[Task instructions]: Count, in the entries below, the lines in which "https" occurs. Give the number, nothing more.

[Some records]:
# # # # #

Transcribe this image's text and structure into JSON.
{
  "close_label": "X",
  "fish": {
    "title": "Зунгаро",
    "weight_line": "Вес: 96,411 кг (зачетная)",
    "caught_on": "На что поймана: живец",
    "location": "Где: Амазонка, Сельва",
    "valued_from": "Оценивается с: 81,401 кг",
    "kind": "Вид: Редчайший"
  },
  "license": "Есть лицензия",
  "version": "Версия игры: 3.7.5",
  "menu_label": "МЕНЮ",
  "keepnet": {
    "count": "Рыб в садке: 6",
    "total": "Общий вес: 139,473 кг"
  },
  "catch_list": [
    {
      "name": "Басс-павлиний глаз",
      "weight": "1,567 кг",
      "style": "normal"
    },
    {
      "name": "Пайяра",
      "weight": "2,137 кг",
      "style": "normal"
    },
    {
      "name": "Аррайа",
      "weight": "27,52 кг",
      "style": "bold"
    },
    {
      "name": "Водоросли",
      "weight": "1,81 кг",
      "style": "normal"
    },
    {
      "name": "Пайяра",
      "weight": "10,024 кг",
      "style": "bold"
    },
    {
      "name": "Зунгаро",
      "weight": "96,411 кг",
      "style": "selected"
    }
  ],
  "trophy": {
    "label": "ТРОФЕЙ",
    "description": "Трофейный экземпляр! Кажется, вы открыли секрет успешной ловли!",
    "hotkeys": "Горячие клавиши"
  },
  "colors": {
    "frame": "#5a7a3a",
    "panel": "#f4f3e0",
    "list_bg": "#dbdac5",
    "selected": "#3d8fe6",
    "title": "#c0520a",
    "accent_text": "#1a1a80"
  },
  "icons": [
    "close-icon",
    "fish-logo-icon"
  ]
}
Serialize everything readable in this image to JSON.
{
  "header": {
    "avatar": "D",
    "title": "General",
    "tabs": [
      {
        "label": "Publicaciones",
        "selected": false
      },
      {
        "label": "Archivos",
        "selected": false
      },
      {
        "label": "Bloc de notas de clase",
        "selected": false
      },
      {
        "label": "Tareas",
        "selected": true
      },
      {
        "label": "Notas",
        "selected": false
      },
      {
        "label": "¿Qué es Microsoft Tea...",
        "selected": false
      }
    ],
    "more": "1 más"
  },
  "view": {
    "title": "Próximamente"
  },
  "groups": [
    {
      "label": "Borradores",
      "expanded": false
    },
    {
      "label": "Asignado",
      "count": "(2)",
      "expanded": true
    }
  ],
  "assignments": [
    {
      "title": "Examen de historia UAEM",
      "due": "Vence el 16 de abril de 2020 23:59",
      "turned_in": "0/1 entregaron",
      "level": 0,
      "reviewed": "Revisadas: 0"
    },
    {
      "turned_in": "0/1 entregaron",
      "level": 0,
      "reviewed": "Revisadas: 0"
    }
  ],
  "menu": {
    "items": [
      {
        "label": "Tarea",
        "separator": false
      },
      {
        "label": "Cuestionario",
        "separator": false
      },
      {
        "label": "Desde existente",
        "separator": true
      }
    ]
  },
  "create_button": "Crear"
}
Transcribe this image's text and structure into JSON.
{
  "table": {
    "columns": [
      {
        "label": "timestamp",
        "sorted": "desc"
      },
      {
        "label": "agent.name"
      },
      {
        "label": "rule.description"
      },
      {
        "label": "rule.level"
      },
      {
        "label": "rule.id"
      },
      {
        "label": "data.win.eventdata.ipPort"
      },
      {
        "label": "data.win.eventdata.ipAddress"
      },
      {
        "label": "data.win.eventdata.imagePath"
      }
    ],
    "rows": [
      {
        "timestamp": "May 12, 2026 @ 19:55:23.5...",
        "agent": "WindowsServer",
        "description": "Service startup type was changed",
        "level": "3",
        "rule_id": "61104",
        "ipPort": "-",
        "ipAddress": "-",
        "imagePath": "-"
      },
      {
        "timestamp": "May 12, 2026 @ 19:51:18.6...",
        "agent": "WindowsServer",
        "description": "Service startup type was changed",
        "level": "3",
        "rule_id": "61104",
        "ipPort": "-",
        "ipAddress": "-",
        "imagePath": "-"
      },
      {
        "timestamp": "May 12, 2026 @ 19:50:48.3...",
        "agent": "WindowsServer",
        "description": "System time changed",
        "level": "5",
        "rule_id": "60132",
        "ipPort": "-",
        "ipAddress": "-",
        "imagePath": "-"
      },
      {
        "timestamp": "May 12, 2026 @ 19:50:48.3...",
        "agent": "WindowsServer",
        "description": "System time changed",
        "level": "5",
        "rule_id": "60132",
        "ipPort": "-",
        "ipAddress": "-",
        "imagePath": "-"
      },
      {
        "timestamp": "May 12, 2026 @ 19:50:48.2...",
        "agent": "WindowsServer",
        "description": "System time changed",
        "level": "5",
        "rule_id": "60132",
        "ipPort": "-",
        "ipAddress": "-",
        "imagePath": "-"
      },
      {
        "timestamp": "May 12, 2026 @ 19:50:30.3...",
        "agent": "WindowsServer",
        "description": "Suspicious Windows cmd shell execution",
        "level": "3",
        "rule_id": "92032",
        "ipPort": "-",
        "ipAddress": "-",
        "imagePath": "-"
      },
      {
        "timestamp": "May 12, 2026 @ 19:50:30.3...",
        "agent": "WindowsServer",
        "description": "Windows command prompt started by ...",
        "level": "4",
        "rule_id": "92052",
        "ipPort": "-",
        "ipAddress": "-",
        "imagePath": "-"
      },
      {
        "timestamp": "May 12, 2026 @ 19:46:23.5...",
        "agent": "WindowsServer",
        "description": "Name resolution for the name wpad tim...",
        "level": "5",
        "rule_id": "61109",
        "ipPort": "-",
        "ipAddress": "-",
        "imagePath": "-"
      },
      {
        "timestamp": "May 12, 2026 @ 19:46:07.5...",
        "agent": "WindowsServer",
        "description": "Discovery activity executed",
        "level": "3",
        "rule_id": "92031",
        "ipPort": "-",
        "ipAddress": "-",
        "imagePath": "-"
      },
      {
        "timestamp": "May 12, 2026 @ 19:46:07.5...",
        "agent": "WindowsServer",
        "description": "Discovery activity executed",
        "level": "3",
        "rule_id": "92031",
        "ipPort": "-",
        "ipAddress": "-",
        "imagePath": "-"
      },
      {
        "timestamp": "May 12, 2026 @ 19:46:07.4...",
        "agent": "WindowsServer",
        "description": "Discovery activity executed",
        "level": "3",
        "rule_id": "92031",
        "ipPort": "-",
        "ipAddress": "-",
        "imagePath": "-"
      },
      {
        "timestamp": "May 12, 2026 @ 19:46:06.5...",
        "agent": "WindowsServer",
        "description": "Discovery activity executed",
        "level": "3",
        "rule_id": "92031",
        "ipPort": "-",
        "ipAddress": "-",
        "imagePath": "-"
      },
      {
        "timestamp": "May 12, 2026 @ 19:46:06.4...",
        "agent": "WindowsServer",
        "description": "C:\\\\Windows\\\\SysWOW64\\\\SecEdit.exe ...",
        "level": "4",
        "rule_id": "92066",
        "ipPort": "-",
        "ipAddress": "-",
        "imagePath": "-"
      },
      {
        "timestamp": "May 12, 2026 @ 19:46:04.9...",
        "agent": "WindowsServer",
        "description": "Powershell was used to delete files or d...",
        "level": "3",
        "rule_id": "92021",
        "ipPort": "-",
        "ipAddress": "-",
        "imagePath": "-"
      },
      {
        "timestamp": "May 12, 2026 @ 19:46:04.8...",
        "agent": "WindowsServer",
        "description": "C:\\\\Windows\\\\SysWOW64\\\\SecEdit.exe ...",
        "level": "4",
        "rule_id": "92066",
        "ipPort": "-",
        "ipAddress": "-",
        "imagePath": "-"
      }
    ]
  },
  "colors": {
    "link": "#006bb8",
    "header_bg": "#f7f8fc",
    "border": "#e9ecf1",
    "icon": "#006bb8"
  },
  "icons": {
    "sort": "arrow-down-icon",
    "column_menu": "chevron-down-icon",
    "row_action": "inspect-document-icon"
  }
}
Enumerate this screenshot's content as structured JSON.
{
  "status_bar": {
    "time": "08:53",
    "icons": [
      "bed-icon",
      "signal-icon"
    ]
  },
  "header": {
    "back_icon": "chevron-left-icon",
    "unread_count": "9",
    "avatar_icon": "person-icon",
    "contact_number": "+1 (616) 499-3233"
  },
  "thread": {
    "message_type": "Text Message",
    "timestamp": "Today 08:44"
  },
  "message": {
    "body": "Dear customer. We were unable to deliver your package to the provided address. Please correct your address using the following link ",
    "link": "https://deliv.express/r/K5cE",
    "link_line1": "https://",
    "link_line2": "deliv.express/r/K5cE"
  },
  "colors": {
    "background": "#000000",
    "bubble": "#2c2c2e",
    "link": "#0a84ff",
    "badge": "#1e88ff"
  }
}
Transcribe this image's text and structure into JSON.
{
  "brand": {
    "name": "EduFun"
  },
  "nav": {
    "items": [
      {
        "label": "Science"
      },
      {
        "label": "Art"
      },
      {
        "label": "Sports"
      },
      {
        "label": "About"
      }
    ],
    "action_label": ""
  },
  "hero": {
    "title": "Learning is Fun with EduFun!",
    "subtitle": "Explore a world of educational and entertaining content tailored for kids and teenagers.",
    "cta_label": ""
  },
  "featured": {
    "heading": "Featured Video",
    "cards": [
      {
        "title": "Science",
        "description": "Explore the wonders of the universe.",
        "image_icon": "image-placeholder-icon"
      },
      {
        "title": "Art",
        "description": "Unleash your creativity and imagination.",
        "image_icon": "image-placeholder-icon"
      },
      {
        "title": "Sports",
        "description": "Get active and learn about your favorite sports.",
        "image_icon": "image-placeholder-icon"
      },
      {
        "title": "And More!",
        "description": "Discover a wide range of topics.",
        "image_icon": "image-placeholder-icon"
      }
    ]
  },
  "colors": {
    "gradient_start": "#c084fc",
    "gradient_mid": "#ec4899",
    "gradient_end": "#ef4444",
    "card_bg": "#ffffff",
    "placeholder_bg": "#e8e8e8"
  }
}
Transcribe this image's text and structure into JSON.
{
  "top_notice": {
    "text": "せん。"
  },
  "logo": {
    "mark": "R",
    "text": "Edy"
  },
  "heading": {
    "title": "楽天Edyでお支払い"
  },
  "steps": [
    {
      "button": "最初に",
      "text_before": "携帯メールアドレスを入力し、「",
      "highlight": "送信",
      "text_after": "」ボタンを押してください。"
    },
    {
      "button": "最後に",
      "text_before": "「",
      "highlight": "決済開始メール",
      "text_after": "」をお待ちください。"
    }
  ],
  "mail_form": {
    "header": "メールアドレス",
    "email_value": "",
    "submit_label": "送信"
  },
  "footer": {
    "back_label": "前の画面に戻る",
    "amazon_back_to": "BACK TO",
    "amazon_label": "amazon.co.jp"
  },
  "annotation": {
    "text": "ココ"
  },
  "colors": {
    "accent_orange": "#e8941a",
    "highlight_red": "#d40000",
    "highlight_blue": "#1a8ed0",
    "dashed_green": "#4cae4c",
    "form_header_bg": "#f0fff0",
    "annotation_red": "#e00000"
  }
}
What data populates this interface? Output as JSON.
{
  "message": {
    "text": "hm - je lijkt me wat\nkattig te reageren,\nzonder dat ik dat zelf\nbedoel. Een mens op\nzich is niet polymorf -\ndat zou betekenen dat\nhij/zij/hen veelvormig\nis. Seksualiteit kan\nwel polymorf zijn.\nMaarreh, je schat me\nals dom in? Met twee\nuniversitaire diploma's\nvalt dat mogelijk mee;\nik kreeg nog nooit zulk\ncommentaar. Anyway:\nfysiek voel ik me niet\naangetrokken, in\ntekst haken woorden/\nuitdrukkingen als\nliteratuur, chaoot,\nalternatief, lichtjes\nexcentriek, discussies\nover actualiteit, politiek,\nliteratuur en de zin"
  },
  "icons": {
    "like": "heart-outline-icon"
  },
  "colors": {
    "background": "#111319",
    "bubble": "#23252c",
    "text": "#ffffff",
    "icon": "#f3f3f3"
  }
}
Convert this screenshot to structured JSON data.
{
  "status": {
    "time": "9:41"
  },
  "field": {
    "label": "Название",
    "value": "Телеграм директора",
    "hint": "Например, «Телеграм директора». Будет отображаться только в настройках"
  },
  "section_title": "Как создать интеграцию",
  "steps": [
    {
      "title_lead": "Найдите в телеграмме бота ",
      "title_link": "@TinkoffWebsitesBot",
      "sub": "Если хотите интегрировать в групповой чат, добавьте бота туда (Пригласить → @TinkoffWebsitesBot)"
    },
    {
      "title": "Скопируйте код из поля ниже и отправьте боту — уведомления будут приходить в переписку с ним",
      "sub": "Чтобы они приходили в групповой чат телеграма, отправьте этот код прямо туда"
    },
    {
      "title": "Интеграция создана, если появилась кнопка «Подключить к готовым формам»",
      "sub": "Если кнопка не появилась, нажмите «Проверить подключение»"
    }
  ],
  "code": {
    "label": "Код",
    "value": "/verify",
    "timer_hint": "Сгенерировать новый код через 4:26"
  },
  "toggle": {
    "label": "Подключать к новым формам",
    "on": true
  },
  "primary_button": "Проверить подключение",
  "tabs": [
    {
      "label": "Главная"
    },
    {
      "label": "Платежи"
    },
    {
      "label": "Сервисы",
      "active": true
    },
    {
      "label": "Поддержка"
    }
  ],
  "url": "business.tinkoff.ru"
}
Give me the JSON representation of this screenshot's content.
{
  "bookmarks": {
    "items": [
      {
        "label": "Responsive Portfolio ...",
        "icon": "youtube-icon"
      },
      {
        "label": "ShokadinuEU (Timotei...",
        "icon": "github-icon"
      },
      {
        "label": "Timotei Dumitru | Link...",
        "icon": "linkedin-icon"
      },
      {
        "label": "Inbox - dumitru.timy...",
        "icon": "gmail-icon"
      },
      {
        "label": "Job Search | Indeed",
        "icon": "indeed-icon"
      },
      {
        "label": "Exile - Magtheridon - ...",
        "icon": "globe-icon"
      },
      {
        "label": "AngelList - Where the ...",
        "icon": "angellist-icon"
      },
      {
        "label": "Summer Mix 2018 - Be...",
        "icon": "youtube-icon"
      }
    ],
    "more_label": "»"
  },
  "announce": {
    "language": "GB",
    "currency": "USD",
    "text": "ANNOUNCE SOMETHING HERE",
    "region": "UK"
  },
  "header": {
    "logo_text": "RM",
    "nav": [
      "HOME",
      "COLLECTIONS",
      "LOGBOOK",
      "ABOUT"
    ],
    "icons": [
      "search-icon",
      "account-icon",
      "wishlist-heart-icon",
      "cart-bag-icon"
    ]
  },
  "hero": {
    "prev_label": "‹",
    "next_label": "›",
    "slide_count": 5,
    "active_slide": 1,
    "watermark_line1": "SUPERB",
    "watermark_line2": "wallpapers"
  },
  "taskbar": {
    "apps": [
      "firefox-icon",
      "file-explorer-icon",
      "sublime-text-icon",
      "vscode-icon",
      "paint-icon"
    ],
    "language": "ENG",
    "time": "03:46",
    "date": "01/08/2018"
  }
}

# # # # #

[Reply to the task]: 2